═══ Information shown ═══

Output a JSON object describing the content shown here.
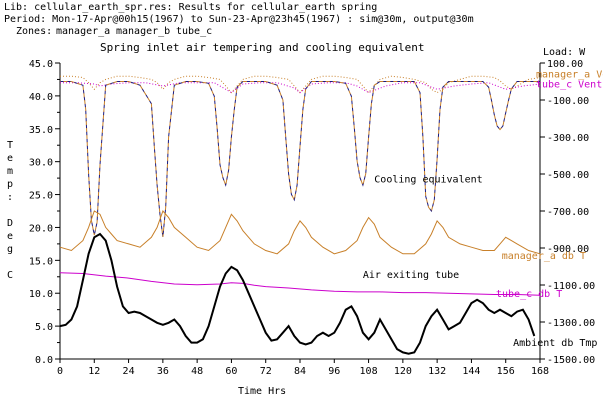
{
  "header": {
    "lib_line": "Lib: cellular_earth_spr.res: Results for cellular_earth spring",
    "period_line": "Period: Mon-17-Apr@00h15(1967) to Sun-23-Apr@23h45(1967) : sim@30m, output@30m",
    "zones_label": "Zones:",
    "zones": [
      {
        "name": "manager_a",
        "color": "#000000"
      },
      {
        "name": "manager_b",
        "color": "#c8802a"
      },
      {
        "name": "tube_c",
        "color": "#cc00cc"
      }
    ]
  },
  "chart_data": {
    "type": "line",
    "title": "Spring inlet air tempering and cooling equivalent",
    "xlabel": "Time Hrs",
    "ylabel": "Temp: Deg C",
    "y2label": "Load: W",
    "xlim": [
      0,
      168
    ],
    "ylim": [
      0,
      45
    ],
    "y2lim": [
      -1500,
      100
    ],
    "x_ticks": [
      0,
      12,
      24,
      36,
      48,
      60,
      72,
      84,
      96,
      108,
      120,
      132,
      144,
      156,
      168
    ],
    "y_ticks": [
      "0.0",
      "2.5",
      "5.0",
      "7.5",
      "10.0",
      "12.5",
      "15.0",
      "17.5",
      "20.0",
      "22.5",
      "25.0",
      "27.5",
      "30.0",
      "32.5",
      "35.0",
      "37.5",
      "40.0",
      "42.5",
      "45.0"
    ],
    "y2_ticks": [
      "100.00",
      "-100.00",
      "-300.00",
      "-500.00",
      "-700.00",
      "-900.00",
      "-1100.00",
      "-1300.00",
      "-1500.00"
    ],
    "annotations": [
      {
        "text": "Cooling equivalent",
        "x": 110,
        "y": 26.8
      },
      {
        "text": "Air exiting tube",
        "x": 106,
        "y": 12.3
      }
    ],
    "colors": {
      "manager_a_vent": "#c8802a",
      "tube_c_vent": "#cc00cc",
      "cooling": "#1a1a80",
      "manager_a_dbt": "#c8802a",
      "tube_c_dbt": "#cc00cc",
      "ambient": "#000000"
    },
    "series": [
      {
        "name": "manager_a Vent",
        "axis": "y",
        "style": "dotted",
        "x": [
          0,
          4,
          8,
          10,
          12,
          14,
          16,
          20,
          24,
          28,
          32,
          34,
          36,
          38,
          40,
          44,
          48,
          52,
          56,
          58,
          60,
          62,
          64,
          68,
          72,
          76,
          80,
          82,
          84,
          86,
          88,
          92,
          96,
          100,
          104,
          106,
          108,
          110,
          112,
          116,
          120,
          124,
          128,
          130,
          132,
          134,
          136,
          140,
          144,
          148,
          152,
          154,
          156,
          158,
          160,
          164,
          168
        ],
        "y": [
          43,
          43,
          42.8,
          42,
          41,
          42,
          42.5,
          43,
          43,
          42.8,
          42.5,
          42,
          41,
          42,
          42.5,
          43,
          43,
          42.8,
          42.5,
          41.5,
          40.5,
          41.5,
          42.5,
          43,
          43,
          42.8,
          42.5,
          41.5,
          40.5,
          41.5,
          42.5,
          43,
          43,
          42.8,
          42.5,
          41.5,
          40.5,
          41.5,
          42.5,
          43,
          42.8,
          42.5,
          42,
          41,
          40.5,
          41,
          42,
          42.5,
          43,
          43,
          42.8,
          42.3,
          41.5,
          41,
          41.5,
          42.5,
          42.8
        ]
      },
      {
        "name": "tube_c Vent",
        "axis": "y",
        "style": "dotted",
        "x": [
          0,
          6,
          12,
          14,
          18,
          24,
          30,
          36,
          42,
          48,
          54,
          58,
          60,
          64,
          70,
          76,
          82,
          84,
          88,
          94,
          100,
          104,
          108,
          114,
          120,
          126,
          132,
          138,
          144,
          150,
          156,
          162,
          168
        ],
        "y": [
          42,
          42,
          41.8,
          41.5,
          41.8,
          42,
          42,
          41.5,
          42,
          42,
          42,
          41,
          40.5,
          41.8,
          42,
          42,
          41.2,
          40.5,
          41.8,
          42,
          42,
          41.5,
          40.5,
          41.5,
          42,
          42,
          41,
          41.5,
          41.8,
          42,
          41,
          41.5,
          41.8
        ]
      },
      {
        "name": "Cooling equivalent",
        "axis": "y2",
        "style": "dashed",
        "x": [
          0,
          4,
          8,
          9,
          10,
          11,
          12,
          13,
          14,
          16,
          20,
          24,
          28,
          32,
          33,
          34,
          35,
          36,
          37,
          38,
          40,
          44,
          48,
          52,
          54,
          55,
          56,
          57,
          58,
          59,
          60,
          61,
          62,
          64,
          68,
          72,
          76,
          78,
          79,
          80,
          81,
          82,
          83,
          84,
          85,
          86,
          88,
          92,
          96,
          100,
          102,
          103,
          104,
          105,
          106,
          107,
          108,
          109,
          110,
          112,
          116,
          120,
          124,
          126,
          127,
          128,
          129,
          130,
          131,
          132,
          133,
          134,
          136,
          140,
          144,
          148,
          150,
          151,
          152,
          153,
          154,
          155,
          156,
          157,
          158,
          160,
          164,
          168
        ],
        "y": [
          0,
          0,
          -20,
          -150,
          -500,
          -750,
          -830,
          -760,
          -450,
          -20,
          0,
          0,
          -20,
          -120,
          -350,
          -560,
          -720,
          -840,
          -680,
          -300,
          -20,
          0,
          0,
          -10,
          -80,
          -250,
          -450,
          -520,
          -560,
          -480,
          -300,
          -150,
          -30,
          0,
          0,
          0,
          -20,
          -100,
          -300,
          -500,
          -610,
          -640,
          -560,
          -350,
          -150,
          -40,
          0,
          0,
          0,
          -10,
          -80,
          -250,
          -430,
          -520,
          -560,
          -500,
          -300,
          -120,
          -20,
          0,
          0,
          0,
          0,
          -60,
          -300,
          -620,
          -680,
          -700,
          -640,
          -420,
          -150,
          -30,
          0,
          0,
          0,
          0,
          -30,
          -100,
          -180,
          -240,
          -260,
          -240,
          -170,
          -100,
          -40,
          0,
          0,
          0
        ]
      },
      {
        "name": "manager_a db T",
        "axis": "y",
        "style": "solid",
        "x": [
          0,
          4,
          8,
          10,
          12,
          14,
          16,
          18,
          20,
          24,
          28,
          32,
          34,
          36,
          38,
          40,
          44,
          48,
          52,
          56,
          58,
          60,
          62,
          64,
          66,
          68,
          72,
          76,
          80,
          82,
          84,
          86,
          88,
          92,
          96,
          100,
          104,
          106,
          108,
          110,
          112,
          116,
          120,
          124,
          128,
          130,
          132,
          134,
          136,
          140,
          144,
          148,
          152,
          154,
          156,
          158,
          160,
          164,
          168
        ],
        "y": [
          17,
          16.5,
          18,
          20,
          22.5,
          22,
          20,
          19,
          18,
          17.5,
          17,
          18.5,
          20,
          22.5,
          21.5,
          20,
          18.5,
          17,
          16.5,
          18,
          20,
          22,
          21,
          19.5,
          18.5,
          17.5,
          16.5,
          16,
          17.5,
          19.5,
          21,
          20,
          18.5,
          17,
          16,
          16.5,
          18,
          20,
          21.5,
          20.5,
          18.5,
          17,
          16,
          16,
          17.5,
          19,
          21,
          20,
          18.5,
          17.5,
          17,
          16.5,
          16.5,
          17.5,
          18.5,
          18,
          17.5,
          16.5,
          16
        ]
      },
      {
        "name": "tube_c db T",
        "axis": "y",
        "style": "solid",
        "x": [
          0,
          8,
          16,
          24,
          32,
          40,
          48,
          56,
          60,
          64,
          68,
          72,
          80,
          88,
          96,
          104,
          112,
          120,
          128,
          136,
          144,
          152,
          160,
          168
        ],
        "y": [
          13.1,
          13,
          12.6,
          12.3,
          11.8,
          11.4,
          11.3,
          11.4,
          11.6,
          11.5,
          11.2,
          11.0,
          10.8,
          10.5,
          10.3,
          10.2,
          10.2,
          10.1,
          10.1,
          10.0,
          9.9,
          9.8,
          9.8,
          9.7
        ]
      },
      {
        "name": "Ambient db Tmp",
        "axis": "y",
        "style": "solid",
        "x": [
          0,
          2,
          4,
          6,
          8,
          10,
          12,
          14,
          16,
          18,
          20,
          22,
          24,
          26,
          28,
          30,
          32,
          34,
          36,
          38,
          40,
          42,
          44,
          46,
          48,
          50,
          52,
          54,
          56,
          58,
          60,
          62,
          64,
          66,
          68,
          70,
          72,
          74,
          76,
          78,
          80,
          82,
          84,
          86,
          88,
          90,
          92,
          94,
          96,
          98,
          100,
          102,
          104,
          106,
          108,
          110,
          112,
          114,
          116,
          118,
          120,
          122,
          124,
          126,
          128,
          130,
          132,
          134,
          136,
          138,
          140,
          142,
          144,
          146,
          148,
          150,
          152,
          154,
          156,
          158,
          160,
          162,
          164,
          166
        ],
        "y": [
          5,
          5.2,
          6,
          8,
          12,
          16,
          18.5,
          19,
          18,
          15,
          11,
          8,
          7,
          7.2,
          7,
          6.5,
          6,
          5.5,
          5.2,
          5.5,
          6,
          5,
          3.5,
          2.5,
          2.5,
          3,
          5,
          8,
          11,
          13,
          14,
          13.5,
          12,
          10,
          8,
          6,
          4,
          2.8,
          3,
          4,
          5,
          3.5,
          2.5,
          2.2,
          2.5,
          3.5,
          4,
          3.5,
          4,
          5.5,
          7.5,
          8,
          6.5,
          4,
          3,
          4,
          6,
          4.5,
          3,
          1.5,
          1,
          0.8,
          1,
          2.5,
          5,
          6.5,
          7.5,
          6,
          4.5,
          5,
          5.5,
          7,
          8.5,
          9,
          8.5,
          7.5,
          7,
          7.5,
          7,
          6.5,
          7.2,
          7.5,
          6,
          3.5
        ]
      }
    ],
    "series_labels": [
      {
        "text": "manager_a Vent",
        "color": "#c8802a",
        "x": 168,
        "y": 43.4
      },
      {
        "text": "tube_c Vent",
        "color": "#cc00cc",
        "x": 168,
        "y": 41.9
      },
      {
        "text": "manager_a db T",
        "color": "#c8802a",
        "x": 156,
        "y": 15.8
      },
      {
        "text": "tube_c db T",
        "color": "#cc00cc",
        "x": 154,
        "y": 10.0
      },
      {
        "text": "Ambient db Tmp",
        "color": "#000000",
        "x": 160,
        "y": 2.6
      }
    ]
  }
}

═══
═══ Information shown ═══

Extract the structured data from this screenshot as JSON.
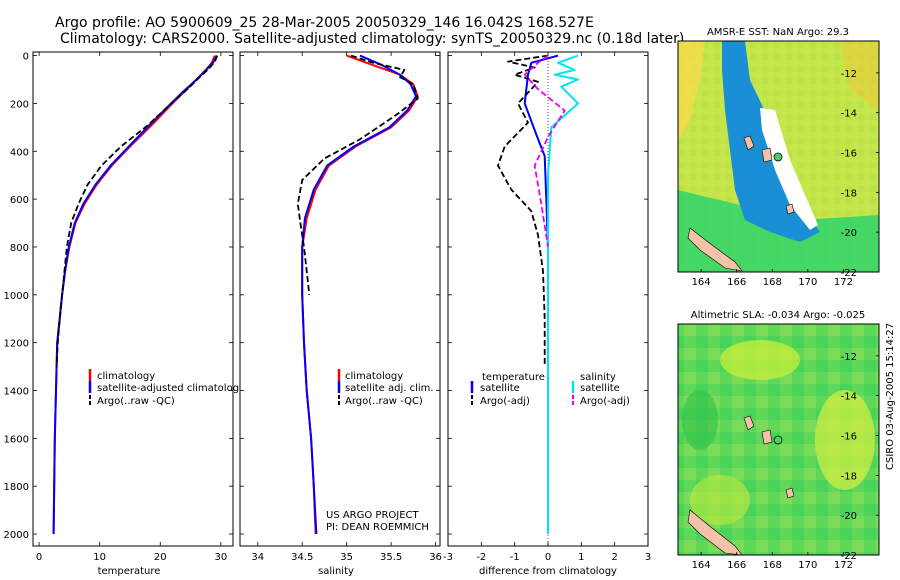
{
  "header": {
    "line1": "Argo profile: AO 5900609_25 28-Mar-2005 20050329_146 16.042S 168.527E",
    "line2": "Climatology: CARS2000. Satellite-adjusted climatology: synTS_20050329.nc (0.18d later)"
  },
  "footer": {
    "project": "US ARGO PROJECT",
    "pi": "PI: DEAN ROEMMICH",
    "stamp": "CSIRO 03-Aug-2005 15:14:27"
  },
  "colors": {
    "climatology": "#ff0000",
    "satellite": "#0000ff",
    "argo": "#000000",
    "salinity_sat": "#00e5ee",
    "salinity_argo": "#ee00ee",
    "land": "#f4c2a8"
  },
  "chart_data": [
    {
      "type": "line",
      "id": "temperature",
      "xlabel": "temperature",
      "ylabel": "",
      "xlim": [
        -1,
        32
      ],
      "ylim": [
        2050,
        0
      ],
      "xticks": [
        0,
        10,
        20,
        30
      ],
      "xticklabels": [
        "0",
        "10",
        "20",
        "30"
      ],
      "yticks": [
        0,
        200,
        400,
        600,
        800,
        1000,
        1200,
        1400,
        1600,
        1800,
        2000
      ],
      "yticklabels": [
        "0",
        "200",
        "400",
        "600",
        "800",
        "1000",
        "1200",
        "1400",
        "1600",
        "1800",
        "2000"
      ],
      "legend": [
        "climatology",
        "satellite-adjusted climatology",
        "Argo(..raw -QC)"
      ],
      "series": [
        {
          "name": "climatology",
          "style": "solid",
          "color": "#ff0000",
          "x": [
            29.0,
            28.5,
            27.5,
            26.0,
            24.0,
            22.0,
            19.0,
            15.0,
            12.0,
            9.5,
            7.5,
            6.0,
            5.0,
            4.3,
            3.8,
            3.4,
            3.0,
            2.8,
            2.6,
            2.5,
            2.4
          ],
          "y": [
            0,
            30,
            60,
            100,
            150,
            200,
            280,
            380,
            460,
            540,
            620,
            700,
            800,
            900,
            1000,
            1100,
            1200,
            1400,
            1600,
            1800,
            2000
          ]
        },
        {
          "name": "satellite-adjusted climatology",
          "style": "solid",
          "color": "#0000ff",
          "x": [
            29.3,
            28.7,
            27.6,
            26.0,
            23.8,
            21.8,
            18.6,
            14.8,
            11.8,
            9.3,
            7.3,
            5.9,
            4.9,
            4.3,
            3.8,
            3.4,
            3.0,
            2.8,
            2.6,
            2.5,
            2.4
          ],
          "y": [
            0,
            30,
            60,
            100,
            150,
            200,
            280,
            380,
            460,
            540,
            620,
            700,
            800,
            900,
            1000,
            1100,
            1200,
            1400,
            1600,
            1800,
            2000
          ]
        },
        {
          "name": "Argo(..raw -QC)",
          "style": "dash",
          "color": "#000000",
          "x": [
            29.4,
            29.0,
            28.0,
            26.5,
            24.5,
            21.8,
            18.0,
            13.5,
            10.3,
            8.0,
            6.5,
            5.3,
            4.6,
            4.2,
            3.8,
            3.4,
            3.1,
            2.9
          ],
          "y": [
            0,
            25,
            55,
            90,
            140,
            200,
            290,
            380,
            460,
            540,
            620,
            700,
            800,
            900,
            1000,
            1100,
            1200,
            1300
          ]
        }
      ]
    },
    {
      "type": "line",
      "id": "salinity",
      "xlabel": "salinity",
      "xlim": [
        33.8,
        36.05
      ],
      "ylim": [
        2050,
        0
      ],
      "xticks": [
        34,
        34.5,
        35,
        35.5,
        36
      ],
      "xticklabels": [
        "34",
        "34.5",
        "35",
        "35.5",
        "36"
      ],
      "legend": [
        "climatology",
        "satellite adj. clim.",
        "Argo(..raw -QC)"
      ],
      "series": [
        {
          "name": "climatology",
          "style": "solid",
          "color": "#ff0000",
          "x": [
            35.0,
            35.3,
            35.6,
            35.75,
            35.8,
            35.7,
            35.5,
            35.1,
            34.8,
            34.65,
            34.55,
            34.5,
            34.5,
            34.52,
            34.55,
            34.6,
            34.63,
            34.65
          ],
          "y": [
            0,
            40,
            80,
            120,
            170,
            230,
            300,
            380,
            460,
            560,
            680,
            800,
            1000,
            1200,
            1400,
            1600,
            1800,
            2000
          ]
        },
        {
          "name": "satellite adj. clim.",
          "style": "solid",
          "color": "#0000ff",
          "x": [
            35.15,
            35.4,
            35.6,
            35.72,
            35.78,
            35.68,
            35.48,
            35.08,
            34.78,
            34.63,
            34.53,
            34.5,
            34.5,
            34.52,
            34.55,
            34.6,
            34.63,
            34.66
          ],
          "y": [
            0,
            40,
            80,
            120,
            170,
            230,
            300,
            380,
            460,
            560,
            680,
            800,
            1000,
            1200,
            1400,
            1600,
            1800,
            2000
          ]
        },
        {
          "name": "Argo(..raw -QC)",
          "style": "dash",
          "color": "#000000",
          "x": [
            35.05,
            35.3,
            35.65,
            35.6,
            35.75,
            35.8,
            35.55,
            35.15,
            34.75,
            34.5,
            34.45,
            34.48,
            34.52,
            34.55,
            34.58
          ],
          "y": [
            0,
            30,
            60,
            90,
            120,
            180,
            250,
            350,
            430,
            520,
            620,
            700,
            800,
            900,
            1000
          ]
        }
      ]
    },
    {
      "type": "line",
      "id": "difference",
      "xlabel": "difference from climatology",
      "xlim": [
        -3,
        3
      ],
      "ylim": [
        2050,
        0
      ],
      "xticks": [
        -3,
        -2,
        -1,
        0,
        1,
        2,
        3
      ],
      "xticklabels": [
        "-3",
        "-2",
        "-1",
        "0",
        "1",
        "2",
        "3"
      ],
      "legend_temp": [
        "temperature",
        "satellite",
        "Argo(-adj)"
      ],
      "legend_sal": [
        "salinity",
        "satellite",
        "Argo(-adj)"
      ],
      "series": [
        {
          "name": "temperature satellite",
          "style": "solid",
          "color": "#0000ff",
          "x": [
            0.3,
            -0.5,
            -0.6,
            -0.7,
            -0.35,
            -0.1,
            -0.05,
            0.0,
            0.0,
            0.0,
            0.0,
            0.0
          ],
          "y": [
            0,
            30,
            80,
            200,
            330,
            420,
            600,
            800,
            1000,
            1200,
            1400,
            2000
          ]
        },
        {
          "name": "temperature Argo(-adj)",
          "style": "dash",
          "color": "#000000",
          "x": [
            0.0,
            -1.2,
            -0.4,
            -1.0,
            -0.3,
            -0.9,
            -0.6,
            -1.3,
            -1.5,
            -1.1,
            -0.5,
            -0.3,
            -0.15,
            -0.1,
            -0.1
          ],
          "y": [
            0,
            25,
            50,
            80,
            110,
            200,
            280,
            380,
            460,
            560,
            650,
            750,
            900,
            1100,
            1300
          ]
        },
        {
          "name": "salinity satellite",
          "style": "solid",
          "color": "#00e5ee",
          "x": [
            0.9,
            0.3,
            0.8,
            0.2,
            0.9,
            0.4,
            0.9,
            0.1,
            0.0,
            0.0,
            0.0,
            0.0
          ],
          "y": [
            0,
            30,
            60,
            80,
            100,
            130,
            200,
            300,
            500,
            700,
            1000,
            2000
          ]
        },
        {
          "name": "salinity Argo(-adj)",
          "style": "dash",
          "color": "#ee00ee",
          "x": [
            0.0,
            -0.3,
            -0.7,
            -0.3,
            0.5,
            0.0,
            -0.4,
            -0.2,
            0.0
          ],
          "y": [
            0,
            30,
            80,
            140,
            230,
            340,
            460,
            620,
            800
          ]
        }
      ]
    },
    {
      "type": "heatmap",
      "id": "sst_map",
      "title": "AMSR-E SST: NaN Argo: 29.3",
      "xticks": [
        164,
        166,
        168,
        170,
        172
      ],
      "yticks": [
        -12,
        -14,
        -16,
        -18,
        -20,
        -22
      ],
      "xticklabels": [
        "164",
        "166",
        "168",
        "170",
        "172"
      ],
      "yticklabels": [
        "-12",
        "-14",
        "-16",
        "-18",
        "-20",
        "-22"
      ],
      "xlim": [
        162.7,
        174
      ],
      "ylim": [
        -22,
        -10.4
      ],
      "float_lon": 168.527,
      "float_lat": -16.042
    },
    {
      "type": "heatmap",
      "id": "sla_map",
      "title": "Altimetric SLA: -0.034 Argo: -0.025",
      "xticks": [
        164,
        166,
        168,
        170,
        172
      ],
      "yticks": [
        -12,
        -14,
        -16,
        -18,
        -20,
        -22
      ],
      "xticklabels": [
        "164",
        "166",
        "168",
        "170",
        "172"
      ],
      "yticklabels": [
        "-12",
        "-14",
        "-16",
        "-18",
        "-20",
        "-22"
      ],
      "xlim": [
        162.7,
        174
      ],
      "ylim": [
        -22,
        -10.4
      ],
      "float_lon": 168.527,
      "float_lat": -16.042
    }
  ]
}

═══

What the exercise asks:
Pick out all the lines with the word "equivalent" in them and copy them.

Full response:
    "title": "Spring inlet air tempering and cooling equivalent",
        "text": "Cooling equivalent",
        "name": "Cooling equivalent",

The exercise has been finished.